Stored records
— START —

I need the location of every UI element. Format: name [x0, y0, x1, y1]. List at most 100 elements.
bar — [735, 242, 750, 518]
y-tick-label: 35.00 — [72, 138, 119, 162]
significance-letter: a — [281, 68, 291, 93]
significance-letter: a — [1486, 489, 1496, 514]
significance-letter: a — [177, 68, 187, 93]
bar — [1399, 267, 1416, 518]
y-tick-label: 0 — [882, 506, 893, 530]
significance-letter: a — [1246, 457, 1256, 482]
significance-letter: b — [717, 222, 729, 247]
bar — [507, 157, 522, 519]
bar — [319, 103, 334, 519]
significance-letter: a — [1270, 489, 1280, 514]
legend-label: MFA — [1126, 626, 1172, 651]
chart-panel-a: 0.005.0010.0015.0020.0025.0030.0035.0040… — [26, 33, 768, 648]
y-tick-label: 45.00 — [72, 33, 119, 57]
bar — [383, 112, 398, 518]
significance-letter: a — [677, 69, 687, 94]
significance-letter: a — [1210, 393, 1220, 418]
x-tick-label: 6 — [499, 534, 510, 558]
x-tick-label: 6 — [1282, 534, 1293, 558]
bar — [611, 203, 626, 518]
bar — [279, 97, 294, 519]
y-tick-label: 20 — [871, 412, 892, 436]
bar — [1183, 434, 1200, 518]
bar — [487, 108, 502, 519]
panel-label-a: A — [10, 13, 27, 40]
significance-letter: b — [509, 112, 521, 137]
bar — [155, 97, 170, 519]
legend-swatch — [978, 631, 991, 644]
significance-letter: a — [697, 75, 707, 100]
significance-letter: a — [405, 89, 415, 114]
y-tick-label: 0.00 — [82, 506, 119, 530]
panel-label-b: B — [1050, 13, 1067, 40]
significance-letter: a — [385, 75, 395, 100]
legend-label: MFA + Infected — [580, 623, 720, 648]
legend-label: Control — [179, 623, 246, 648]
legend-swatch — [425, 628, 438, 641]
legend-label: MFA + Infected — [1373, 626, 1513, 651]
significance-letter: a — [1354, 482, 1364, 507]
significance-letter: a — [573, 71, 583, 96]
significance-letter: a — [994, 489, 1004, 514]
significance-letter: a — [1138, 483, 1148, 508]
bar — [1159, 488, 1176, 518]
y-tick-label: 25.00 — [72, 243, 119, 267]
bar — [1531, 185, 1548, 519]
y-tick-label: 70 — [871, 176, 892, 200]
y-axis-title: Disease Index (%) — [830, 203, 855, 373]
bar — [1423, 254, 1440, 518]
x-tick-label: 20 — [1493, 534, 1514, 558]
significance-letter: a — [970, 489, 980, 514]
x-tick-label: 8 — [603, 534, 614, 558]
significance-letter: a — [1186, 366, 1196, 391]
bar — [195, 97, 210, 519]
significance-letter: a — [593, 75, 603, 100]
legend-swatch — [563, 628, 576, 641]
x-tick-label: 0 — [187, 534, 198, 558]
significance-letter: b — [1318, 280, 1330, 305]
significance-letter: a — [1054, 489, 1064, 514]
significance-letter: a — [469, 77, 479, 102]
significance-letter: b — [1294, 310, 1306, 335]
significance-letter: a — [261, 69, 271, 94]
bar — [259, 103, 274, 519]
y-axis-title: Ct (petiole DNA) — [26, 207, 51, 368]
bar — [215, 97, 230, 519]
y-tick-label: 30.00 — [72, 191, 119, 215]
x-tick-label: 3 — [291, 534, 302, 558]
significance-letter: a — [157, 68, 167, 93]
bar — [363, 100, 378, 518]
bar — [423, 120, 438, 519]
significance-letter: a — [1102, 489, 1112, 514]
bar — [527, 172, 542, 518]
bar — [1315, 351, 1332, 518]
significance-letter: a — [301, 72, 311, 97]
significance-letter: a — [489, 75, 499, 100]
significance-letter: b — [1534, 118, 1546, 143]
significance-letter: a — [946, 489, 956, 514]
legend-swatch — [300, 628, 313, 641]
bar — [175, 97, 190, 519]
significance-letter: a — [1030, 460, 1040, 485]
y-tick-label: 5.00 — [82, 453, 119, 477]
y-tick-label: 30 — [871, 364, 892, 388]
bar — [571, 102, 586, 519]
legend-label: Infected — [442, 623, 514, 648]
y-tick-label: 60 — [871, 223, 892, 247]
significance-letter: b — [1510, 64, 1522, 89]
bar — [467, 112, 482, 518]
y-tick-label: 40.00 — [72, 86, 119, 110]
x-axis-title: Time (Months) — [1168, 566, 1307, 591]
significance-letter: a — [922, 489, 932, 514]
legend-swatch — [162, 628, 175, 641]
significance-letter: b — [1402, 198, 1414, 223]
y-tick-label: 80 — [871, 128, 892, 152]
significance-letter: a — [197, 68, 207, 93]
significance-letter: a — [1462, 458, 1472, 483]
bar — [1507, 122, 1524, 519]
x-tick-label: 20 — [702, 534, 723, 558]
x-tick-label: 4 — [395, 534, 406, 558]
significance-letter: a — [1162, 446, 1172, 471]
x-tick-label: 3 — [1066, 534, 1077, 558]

— END —

Copy the records word for word, starting from their first line and ending with the line that contains "bar — [1183, 434, 1200, 518]". Include both of those lines.

=== PROBLEM SOLUTION ===
I need the location of every UI element. Format: name [x0, y0, x1, y1]. List at most 100 elements.
bar — [735, 242, 750, 518]
y-tick-label: 35.00 — [72, 138, 119, 162]
significance-letter: a — [281, 68, 291, 93]
significance-letter: a — [1486, 489, 1496, 514]
significance-letter: a — [177, 68, 187, 93]
bar — [1399, 267, 1416, 518]
y-tick-label: 0 — [882, 506, 893, 530]
significance-letter: a — [1246, 457, 1256, 482]
significance-letter: b — [717, 222, 729, 247]
bar — [507, 157, 522, 519]
bar — [319, 103, 334, 519]
significance-letter: a — [1270, 489, 1280, 514]
legend-label: MFA — [1126, 626, 1172, 651]
chart-panel-a: 0.005.0010.0015.0020.0025.0030.0035.0040… — [26, 33, 768, 648]
y-tick-label: 45.00 — [72, 33, 119, 57]
bar — [383, 112, 398, 518]
significance-letter: a — [677, 69, 687, 94]
significance-letter: a — [1210, 393, 1220, 418]
x-tick-label: 6 — [499, 534, 510, 558]
x-tick-label: 6 — [1282, 534, 1293, 558]
bar — [611, 203, 626, 518]
bar — [279, 97, 294, 519]
y-tick-label: 20 — [871, 412, 892, 436]
bar — [1183, 434, 1200, 518]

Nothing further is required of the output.